Directions :: Count the lines below that contain the word "Himlen" and give only the number.

[Entries from a dataset]
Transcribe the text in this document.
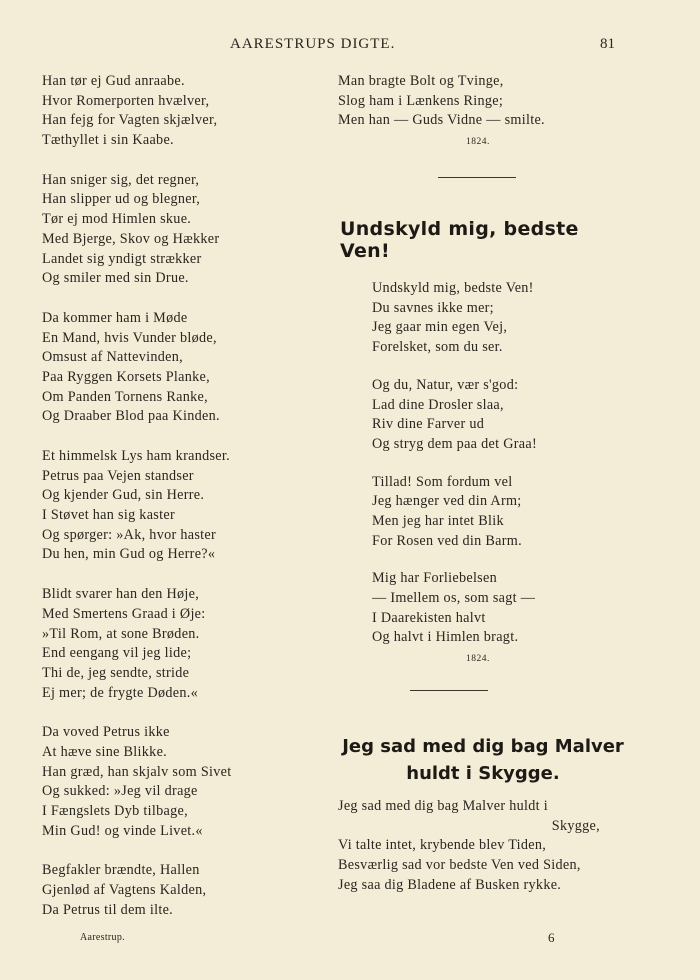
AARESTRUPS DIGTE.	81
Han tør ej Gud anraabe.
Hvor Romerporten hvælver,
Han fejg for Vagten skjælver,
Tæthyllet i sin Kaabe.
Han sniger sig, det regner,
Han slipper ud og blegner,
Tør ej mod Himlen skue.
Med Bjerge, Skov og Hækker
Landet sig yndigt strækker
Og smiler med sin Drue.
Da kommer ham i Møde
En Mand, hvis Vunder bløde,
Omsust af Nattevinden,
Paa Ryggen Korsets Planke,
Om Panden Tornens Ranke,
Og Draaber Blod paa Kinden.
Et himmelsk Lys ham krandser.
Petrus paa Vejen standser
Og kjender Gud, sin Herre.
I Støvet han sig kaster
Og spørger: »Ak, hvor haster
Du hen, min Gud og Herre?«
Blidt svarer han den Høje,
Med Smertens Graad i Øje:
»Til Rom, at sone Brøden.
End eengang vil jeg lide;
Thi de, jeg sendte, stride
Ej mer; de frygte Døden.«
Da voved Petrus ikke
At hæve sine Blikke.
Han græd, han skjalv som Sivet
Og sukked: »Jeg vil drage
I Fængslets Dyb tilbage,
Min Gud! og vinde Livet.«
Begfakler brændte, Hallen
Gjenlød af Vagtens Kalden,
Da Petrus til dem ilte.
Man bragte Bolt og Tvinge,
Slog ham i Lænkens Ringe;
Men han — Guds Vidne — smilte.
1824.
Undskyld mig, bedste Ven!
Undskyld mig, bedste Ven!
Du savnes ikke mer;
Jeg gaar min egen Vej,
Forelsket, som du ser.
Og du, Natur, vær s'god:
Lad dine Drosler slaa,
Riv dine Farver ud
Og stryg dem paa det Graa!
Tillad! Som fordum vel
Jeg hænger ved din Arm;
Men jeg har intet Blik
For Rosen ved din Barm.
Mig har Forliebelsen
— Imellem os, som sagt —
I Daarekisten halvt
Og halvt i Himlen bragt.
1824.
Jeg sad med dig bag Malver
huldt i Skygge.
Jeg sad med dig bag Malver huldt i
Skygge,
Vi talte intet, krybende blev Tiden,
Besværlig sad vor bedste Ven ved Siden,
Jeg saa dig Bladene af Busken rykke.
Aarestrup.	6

* * *

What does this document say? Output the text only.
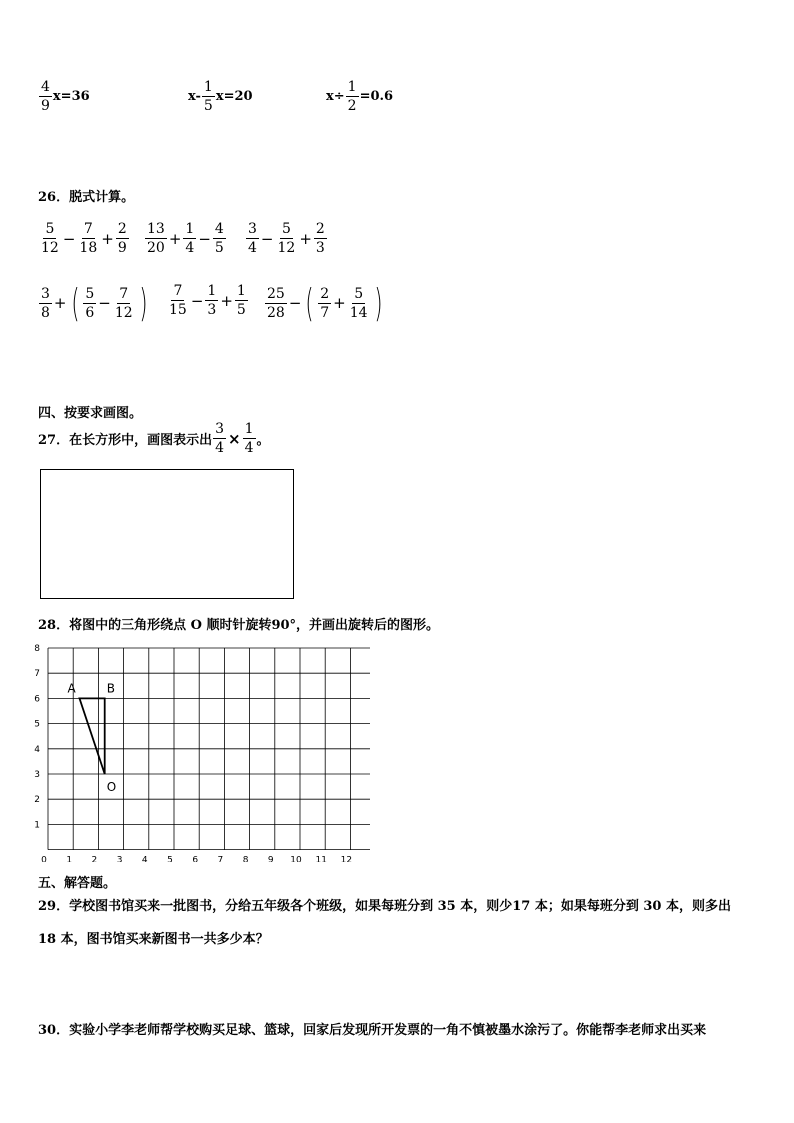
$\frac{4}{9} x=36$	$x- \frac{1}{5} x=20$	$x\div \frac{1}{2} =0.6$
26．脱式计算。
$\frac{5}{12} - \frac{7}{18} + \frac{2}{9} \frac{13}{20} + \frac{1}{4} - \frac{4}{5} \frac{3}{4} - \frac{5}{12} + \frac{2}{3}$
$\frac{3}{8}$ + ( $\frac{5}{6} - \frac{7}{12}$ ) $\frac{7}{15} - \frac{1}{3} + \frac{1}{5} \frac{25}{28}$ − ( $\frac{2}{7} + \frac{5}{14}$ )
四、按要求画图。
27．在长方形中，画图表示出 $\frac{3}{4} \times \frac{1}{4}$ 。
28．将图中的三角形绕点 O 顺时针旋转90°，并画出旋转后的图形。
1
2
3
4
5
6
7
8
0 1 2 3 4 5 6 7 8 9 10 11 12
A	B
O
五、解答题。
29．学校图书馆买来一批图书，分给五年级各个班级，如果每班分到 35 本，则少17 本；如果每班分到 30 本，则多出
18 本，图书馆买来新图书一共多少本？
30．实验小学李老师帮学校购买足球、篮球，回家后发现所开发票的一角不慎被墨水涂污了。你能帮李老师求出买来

The answer :: 2